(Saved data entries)
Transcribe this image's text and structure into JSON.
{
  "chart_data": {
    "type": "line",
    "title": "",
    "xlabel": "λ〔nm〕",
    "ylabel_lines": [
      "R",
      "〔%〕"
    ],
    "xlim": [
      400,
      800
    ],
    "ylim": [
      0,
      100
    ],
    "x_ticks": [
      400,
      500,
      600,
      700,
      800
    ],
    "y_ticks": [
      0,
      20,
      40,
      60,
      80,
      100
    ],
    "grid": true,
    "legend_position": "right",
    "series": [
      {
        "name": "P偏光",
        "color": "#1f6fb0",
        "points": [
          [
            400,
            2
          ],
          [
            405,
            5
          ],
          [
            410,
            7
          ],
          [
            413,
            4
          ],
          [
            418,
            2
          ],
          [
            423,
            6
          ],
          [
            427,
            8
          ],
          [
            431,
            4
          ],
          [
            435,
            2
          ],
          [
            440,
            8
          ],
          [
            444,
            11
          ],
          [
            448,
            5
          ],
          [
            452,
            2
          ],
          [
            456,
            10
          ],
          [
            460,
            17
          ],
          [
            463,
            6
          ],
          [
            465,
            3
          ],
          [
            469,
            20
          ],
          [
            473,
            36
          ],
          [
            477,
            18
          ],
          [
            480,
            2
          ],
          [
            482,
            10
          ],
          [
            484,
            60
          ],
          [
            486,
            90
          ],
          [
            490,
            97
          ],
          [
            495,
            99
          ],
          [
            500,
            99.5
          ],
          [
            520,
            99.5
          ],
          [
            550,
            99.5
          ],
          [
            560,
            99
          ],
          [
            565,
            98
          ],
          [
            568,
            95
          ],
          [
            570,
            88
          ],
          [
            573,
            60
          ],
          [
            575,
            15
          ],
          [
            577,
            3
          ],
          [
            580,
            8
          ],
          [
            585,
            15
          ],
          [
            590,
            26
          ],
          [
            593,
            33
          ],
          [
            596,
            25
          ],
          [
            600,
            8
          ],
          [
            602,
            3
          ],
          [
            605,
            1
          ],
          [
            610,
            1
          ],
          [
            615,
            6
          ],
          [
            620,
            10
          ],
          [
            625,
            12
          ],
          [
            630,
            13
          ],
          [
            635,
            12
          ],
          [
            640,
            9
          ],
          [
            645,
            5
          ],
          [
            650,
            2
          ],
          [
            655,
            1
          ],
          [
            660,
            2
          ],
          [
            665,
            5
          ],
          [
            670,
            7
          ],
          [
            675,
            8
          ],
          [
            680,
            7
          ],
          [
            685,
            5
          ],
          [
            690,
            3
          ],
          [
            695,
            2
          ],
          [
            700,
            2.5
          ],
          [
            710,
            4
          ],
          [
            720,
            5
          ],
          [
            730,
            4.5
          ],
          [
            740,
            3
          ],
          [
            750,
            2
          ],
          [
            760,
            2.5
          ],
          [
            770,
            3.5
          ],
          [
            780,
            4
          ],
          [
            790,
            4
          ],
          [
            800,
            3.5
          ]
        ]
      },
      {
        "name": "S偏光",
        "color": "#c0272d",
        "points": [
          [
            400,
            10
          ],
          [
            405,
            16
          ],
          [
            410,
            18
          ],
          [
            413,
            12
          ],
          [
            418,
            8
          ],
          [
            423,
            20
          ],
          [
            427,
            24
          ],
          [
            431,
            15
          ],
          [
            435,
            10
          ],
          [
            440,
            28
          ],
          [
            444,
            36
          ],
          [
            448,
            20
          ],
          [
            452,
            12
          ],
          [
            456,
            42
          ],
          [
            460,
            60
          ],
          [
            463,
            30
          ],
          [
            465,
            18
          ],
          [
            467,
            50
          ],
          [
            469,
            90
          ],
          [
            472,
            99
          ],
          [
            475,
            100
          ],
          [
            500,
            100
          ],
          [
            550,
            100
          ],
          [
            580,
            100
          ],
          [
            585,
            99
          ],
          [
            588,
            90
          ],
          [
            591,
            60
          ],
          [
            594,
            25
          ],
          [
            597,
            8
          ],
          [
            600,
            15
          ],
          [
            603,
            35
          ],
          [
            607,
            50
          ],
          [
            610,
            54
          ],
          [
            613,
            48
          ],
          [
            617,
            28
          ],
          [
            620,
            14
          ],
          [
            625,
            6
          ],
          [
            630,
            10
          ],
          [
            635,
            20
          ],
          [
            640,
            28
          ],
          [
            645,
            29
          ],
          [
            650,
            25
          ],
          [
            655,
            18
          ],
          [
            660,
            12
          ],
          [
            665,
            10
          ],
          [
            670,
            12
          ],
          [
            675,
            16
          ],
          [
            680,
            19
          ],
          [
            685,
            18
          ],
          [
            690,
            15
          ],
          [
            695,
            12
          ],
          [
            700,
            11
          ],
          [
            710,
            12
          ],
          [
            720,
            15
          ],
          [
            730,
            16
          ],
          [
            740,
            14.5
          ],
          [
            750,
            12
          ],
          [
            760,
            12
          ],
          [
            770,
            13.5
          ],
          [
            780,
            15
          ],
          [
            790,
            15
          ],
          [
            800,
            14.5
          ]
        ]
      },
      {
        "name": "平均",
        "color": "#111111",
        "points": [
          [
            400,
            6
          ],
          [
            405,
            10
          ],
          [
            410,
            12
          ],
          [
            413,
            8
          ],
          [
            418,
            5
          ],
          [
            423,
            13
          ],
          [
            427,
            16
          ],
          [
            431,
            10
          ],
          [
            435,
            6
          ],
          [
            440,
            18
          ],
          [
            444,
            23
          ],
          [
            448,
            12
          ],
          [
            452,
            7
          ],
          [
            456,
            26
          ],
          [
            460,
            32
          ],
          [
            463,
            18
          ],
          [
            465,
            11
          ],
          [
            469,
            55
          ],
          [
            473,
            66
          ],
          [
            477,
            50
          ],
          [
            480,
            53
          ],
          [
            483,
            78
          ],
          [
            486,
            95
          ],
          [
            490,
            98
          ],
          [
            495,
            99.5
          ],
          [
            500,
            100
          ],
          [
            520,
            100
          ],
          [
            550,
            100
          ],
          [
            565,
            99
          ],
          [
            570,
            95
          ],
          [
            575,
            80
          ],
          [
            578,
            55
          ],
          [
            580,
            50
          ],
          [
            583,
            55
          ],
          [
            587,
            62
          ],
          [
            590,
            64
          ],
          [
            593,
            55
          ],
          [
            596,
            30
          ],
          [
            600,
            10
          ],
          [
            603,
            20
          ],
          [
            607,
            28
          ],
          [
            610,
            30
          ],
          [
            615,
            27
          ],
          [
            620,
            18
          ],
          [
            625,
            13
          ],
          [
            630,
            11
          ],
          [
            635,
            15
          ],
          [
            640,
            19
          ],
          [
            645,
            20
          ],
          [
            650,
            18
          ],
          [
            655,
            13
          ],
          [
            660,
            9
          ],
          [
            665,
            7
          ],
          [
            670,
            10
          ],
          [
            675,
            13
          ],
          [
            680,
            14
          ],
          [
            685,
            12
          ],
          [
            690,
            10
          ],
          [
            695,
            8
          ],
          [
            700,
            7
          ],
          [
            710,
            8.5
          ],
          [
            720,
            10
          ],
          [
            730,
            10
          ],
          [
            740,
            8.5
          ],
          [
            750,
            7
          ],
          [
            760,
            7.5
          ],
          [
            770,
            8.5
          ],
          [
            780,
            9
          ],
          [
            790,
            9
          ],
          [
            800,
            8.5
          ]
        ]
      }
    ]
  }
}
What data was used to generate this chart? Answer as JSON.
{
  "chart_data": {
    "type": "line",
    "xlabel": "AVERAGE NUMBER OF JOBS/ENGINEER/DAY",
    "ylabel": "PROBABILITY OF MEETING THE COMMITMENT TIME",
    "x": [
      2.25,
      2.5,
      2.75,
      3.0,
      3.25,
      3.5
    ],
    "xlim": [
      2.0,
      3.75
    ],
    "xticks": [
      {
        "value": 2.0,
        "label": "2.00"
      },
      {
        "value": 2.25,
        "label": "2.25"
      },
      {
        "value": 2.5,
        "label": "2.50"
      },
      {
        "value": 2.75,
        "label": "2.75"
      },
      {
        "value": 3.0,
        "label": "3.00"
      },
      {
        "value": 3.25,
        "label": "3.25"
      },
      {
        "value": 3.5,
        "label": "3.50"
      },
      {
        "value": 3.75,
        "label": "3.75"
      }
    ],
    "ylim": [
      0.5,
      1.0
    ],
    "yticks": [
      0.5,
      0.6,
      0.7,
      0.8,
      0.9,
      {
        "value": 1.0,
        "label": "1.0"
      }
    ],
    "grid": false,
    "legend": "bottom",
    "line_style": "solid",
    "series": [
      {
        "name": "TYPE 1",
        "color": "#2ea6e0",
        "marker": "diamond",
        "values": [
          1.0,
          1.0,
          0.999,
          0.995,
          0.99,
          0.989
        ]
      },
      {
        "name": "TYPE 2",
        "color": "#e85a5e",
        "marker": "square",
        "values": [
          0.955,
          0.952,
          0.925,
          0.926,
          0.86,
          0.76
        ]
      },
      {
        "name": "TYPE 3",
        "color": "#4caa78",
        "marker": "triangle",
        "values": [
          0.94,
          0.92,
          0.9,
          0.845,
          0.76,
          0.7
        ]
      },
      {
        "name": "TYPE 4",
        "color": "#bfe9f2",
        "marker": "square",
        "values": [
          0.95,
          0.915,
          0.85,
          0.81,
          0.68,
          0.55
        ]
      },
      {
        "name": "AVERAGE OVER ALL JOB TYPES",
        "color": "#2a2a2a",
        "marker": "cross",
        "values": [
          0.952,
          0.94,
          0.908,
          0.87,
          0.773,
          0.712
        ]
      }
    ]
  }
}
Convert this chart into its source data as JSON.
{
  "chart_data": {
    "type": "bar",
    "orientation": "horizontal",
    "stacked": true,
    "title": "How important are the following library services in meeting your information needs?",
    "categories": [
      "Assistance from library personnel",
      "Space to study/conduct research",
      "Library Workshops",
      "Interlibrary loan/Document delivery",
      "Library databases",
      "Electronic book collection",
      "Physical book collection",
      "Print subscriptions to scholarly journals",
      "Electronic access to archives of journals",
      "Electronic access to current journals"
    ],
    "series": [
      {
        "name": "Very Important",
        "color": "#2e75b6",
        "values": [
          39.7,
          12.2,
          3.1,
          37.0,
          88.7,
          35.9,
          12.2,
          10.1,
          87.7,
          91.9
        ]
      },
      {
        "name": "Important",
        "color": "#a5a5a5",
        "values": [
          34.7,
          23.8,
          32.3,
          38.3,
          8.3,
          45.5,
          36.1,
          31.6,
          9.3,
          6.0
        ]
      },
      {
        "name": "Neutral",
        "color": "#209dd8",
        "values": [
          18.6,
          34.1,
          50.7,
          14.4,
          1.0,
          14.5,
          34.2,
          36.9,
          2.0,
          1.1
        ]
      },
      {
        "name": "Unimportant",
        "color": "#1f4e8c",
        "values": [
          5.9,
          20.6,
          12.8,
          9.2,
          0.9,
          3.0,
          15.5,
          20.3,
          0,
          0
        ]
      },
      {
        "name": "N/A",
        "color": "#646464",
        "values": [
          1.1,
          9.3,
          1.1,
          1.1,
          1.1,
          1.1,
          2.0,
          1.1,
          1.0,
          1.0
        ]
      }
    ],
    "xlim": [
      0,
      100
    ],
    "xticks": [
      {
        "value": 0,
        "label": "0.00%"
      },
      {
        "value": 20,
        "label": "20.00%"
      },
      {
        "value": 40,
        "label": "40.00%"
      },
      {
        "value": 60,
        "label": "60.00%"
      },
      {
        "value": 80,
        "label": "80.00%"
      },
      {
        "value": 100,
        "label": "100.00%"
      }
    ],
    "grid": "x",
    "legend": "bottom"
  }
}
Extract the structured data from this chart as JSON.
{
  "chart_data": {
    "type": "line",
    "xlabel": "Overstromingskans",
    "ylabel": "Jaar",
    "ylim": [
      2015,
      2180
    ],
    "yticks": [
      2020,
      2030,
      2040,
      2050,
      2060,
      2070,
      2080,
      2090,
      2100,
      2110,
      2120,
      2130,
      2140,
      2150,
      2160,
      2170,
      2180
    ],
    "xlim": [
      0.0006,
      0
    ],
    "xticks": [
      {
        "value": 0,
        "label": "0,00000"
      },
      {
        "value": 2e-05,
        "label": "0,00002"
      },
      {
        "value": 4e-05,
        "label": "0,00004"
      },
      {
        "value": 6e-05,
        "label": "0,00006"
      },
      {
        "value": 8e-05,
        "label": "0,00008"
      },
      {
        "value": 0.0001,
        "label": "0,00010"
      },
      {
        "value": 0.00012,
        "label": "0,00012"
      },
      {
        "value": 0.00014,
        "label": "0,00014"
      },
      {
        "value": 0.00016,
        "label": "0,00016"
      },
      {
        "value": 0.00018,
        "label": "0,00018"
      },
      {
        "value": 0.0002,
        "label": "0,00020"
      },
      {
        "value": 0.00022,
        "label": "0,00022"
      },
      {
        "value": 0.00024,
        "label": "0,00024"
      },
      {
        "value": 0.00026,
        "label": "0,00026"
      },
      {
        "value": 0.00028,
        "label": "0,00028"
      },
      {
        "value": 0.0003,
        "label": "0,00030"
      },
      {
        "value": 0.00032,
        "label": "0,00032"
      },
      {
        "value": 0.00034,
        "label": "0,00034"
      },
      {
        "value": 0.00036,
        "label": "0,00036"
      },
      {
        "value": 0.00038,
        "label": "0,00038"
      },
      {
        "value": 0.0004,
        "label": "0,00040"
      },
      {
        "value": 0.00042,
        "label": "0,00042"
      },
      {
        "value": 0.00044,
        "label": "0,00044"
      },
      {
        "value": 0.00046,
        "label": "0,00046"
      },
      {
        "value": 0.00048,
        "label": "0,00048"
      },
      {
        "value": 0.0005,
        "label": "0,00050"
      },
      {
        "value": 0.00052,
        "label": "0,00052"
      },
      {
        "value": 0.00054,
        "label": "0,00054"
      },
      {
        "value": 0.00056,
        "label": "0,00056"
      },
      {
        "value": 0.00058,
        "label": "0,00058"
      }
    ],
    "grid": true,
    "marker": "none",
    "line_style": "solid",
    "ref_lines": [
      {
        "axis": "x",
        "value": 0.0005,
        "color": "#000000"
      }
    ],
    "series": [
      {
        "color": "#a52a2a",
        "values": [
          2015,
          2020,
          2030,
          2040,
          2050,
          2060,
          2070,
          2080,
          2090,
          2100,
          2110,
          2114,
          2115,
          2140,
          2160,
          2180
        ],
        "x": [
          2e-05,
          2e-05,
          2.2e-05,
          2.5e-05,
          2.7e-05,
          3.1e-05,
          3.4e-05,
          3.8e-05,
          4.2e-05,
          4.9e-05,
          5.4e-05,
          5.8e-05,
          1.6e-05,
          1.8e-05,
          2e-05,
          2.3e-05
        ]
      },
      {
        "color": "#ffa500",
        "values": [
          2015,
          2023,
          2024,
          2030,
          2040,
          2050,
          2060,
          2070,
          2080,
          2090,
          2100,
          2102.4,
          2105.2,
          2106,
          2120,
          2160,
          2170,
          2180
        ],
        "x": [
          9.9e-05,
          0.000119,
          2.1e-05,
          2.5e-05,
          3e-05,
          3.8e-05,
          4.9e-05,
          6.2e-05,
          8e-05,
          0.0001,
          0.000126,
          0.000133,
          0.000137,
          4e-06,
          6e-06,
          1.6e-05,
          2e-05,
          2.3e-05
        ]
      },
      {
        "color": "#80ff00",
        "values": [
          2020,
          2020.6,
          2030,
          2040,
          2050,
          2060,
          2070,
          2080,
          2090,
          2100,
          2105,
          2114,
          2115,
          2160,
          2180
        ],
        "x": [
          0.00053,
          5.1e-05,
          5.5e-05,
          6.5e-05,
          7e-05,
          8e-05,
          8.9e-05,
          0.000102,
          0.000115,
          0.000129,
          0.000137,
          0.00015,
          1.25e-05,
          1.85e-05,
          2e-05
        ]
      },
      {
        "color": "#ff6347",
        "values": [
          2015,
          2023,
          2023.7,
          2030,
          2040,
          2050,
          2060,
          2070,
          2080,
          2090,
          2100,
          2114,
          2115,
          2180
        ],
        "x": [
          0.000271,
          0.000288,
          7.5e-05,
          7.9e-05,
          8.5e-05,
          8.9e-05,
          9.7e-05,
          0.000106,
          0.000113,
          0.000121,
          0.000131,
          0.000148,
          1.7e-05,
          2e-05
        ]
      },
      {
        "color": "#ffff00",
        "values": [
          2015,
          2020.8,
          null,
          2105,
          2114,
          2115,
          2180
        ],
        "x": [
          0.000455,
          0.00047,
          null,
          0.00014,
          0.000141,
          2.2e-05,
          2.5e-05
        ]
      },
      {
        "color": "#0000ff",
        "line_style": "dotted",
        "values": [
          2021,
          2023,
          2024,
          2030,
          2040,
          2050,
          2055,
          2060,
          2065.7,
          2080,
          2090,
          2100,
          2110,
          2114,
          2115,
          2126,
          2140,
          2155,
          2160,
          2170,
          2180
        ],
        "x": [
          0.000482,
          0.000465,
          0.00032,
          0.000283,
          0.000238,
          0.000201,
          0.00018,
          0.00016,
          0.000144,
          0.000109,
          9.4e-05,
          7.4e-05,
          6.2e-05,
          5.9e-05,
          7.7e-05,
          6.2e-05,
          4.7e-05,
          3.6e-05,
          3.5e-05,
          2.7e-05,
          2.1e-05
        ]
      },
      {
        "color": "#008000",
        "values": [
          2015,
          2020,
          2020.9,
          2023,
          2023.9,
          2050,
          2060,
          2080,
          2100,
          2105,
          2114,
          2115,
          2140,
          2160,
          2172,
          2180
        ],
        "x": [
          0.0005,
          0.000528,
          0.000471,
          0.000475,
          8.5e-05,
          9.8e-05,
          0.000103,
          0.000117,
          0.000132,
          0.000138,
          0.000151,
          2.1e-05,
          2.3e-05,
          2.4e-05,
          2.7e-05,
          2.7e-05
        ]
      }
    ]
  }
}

### Problem details
Pick out lines containing the word "journals", each one as written.

### Answer for this exercise
      "Print subscriptions to scholarly journals",
      "Electronic access to archives of journals",
      "Electronic access to current journals"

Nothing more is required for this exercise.